[Stored data entries]

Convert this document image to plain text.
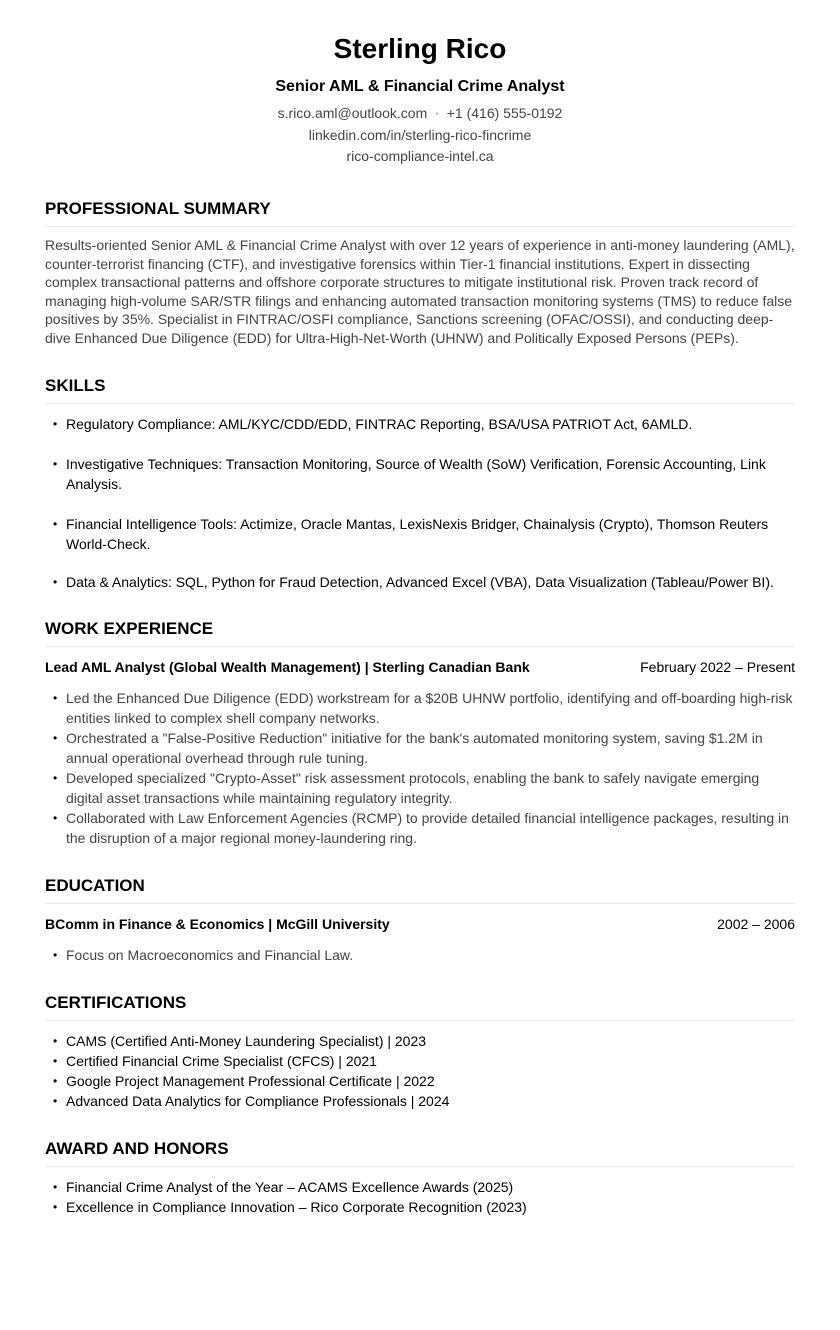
Sterling Rico
Senior AML & Financial Crime Analyst
s.rico.aml@outlook.com • +1 (416) 555-0192
linkedin.com/in/sterling-rico-fincrime
rico-compliance-intel.ca
PROFESSIONAL SUMMARY
Results-oriented Senior AML & Financial Crime Analyst with over 12 years of experience in anti-money laundering (AML), counter-terrorist financing (CTF), and investigative forensics within Tier-1 financial institutions. Expert in dissecting complex transactional patterns and offshore corporate structures to mitigate institutional risk. Proven track record of managing high-volume SAR/STR filings and enhancing automated transaction monitoring systems (TMS) to reduce false positives by 35%. Specialist in FINTRAC/OSFI compliance, Sanctions screening (OFAC/OSSI), and conducting deep-dive Enhanced Due Diligence (EDD) for Ultra-High-Net-Worth (UHNW) and Politically Exposed Persons (PEPs).
SKILLS
• Regulatory Compliance: AML/KYC/CDD/EDD, FINTRAC Reporting, BSA/USA PATRIOT Act, 6AMLD.
• Investigative Techniques: Transaction Monitoring, Source of Wealth (SoW) Verification, Forensic Accounting, Link Analysis.
• Financial Intelligence Tools: Actimize, Oracle Mantas, LexisNexis Bridger, Chainalysis (Crypto), Thomson Reuters World-Check.
• Data & Analytics: SQL, Python for Fraud Detection, Advanced Excel (VBA), Data Visualization (Tableau/Power BI).
WORK EXPERIENCE
Lead AML Analyst (Global Wealth Management) | Sterling Canadian Bank	February 2022 – Present
• Led the Enhanced Due Diligence (EDD) workstream for a $20B UHNW portfolio, identifying and off-boarding high-risk entities linked to complex shell company networks.
• Orchestrated a "False-Positive Reduction" initiative for the bank's automated monitoring system, saving $1.2M in annual operational overhead through rule tuning.
• Developed specialized "Crypto-Asset" risk assessment protocols, enabling the bank to safely navigate emerging digital asset transactions while maintaining regulatory integrity.
• Collaborated with Law Enforcement Agencies (RCMP) to provide detailed financial intelligence packages, resulting in the disruption of a major regional money-laundering ring.
EDUCATION
BComm in Finance & Economics | McGill University	2002 – 2006
• Focus on Macroeconomics and Financial Law.
CERTIFICATIONS
• CAMS (Certified Anti-Money Laundering Specialist) | 2023
• Certified Financial Crime Specialist (CFCS) | 2021
• Google Project Management Professional Certificate | 2022
• Advanced Data Analytics for Compliance Professionals | 2024
AWARD AND HONORS
• Financial Crime Analyst of the Year – ACAMS Excellence Awards (2025)
• Excellence in Compliance Innovation – Rico Corporate Recognition (2023)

**PROBLEM TO WORK ON:**
Return each line exactly as written. Any picture gets left out.

**SOLUTION TO THE EXERCISE:**
Convert this document image to plain text.
Sterling Rico
Senior AML & Financial Crime Analyst
s.rico.aml@outlook.com • +1 (416) 555-0192
linkedin.com/in/sterling-rico-fincrime
rico-compliance-intel.ca
PROFESSIONAL SUMMARY
Results-oriented Senior AML & Financial Crime Analyst with over 12 years of experience in anti-money laundering (AML), counter-terrorist financing (CTF), and investigative forensics within Tier-1 financial institutions. Expert in dissecting complex transactional patterns and offshore corporate structures to mitigate institutional risk. Proven track record of managing high-volume SAR/STR filings and enhancing automated transaction monitoring systems (TMS) to reduce false positives by 35%. Specialist in FINTRAC/OSFI compliance, Sanctions screening (OFAC/OSSI), and conducting deep-dive Enhanced Due Diligence (EDD) for Ultra-High-Net-Worth (UHNW) and Politically Exposed Persons (PEPs).
SKILLS
• Regulatory Compliance: AML/KYC/CDD/EDD, FINTRAC Reporting, BSA/USA PATRIOT Act, 6AMLD.
• Investigative Techniques: Transaction Monitoring, Source of Wealth (SoW) Verification, Forensic Accounting, Link Analysis.
• Financial Intelligence Tools: Actimize, Oracle Mantas, LexisNexis Bridger, Chainalysis (Crypto), Thomson Reuters World-Check.
• Data & Analytics: SQL, Python for Fraud Detection, Advanced Excel (VBA), Data Visualization (Tableau/Power BI).
WORK EXPERIENCE
Lead AML Analyst (Global Wealth Management) | Sterling Canadian Bank	February 2022 – Present
• Led the Enhanced Due Diligence (EDD) workstream for a $20B UHNW portfolio, identifying and off-boarding high-risk entities linked to complex shell company networks.
• Orchestrated a "False-Positive Reduction" initiative for the bank's automated monitoring system, saving $1.2M in annual operational overhead through rule tuning.
• Developed specialized "Crypto-Asset" risk assessment protocols, enabling the bank to safely navigate emerging digital asset transactions while maintaining regulatory integrity.
• Collaborated with Law Enforcement Agencies (RCMP) to provide detailed financial intelligence packages, resulting in the disruption of a major regional money-laundering ring.
EDUCATION
BComm in Finance & Economics | McGill University	2002 – 2006
• Focus on Macroeconomics and Financial Law.
CERTIFICATIONS
• CAMS (Certified Anti-Money Laundering Specialist) | 2023
• Certified Financial Crime Specialist (CFCS) | 2021
• Google Project Management Professional Certificate | 2022
• Advanced Data Analytics for Compliance Professionals | 2024
AWARD AND HONORS
• Financial Crime Analyst of the Year – ACAMS Excellence Awards (2025)
• Excellence in Compliance Innovation – Rico Corporate Recognition (2023)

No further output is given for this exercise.